Required work:
Pictures do not belong in the copy, so please give every entry below again exactly.

Entries supplied:
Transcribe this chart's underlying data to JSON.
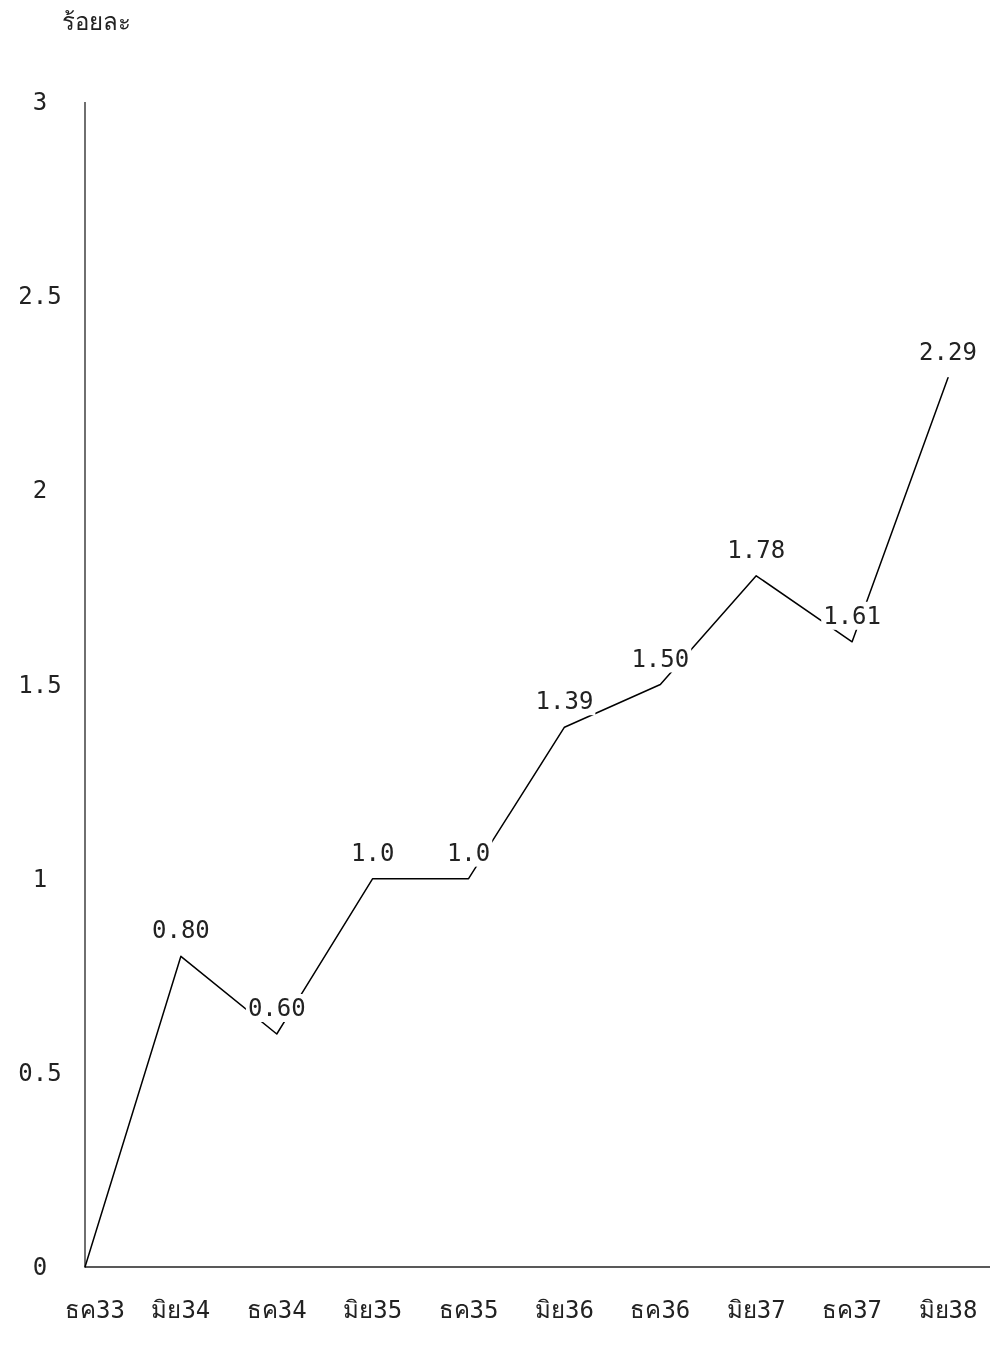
{
  "chart_data": {
    "type": "line",
    "ylabel": "ร้อยละ",
    "categories": [
      "ธค33",
      "มิย34",
      "ธค34",
      "มิย35",
      "ธค35",
      "มิย36",
      "ธค36",
      "มิย37",
      "ธค37",
      "มิย38"
    ],
    "series": [
      {
        "color": "#000000",
        "values": [
          0,
          0.8,
          0.6,
          1.0,
          1.0,
          1.39,
          1.5,
          1.78,
          1.61,
          2.29
        ],
        "value_labels": [
          null,
          "0.80",
          "0.60",
          "1.0",
          "1.0",
          "1.39",
          "1.50",
          "1.78",
          "1.61",
          "2.29"
        ]
      }
    ],
    "ylim": [
      0,
      3
    ],
    "yticks": [
      0,
      0.5,
      1,
      1.5,
      2,
      2.5,
      3
    ]
  }
}
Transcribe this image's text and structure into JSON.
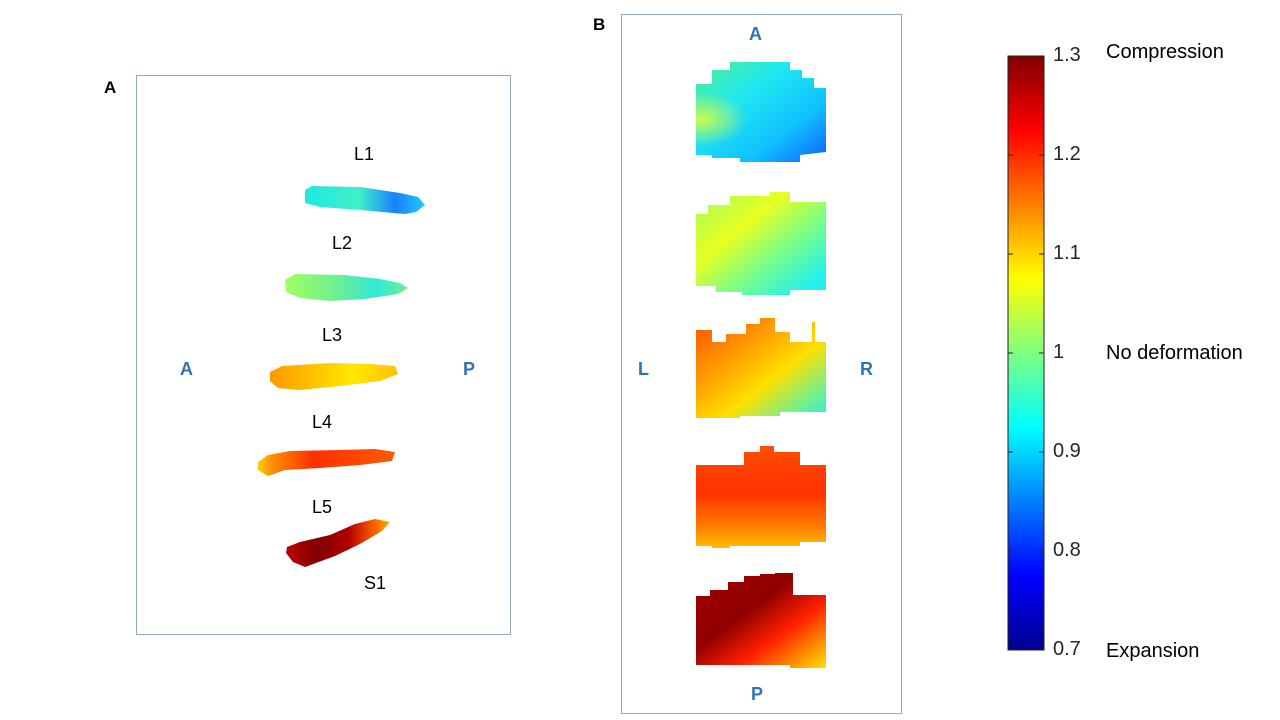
{
  "panel_a": {
    "letter": "A",
    "discs": [
      "L1",
      "L2",
      "L3",
      "L4",
      "L5",
      "S1"
    ],
    "orientation": {
      "left": "A",
      "right": "P"
    }
  },
  "panel_b": {
    "letter": "B",
    "orientation": {
      "top": "A",
      "bottom": "P",
      "left": "L",
      "right": "R"
    }
  },
  "colorbar": {
    "ticks": [
      "1.3",
      "1.2",
      "1.1",
      "1",
      "0.9",
      "0.8",
      "0.7"
    ],
    "tick_values": [
      1.3,
      1.2,
      1.1,
      1.0,
      0.9,
      0.8,
      0.7
    ],
    "min": 0.7,
    "max": 1.3,
    "colormap": "jet",
    "annotations": {
      "top": "Compression",
      "middle": "No deformation",
      "bottom": "Expansion"
    }
  }
}
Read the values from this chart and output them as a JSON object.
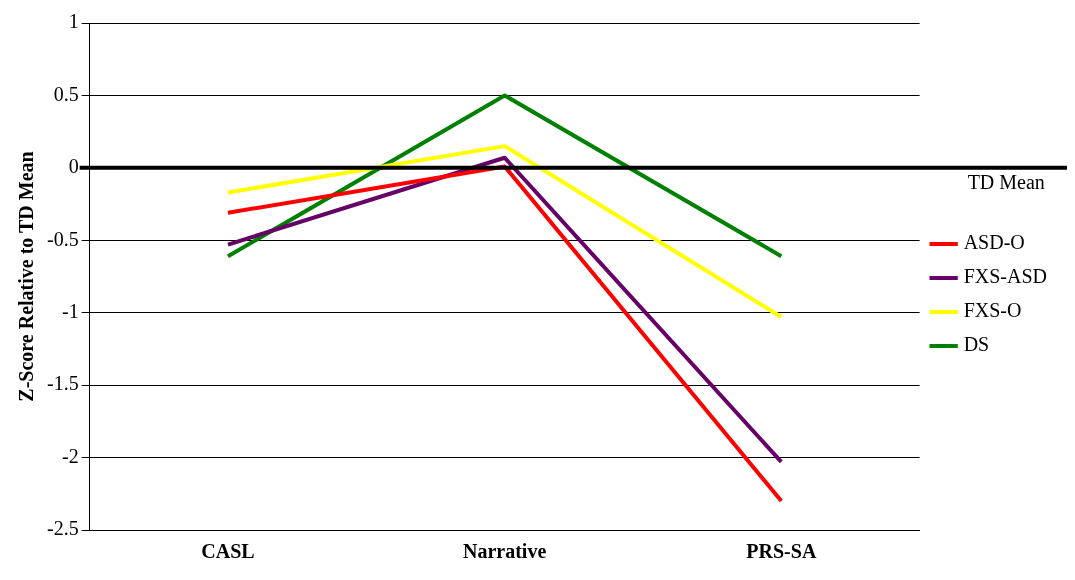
{
  "chart_data": {
    "type": "line",
    "ylabel": "Z-Score Relative to TD Mean",
    "categories": [
      "CASL",
      "Narrative",
      "PRS-SA"
    ],
    "series": [
      {
        "name": "ASD-O",
        "color": "#ff0000",
        "values": [
          -0.31,
          0.01,
          -2.3
        ]
      },
      {
        "name": "FXS-ASD",
        "color": "#660066",
        "values": [
          -0.53,
          0.07,
          -2.03
        ]
      },
      {
        "name": "FXS-O",
        "color": "#ffff00",
        "values": [
          -0.17,
          0.15,
          -1.03
        ]
      },
      {
        "name": "DS",
        "color": "#008000",
        "values": [
          -0.61,
          0.5,
          -0.61
        ]
      }
    ],
    "ylim": [
      -2.5,
      1
    ],
    "yticks": [
      -2.5,
      -2,
      -1.5,
      -1,
      -0.5,
      0,
      0.5,
      1
    ],
    "grid": "y",
    "legend": "right",
    "marker": "none",
    "line_style": "solid",
    "ref_lines": [
      {
        "axis": "y",
        "value": 0,
        "label": "TD Mean",
        "color": "#000000"
      }
    ]
  }
}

Answer:
Transcribe this chart's underlying data to JSON.
{
  "chart_data": {
    "type": "line",
    "ylabel": "ร้อยละ",
    "categories": [
      "ธค33",
      "มิย34",
      "ธค34",
      "มิย35",
      "ธค35",
      "มิย36",
      "ธค36",
      "มิย37",
      "ธค37",
      "มิย38"
    ],
    "series": [
      {
        "color": "#000000",
        "values": [
          0,
          0.8,
          0.6,
          1.0,
          1.0,
          1.39,
          1.5,
          1.78,
          1.61,
          2.29
        ],
        "value_labels": [
          null,
          "0.80",
          "0.60",
          "1.0",
          "1.0",
          "1.39",
          "1.50",
          "1.78",
          "1.61",
          "2.29"
        ]
      }
    ],
    "ylim": [
      0,
      3
    ],
    "yticks": [
      0,
      0.5,
      1,
      1.5,
      2,
      2.5,
      3
    ]
  }
}
Transcribe this image's text and structure into JSON.
{
  "panel_a": {
    "letter": "A",
    "discs": [
      "L1",
      "L2",
      "L3",
      "L4",
      "L5",
      "S1"
    ],
    "orientation": {
      "left": "A",
      "right": "P"
    }
  },
  "panel_b": {
    "letter": "B",
    "orientation": {
      "top": "A",
      "bottom": "P",
      "left": "L",
      "right": "R"
    }
  },
  "colorbar": {
    "ticks": [
      "1.3",
      "1.2",
      "1.1",
      "1",
      "0.9",
      "0.8",
      "0.7"
    ],
    "tick_values": [
      1.3,
      1.2,
      1.1,
      1.0,
      0.9,
      0.8,
      0.7
    ],
    "min": 0.7,
    "max": 1.3,
    "colormap": "jet",
    "annotations": {
      "top": "Compression",
      "middle": "No deformation",
      "bottom": "Expansion"
    }
  }
}
Read the values from this chart and output them as a JSON object.
{
  "chart_data": {
    "type": "line",
    "ylabel": "Z-Score Relative to TD Mean",
    "categories": [
      "CASL",
      "Narrative",
      "PRS-SA"
    ],
    "series": [
      {
        "name": "ASD-O",
        "color": "#ff0000",
        "values": [
          -0.31,
          0.01,
          -2.3
        ]
      },
      {
        "name": "FXS-ASD",
        "color": "#660066",
        "values": [
          -0.53,
          0.07,
          -2.03
        ]
      },
      {
        "name": "FXS-O",
        "color": "#ffff00",
        "values": [
          -0.17,
          0.15,
          -1.03
        ]
      },
      {
        "name": "DS",
        "color": "#008000",
        "values": [
          -0.61,
          0.5,
          -0.61
        ]
      }
    ],
    "ylim": [
      -2.5,
      1
    ],
    "yticks": [
      -2.5,
      -2,
      -1.5,
      -1,
      -0.5,
      0,
      0.5,
      1
    ],
    "grid": "y",
    "legend": "right",
    "marker": "none",
    "line_style": "solid",
    "ref_lines": [
      {
        "axis": "y",
        "value": 0,
        "label": "TD Mean",
        "color": "#000000"
      }
    ]
  }
}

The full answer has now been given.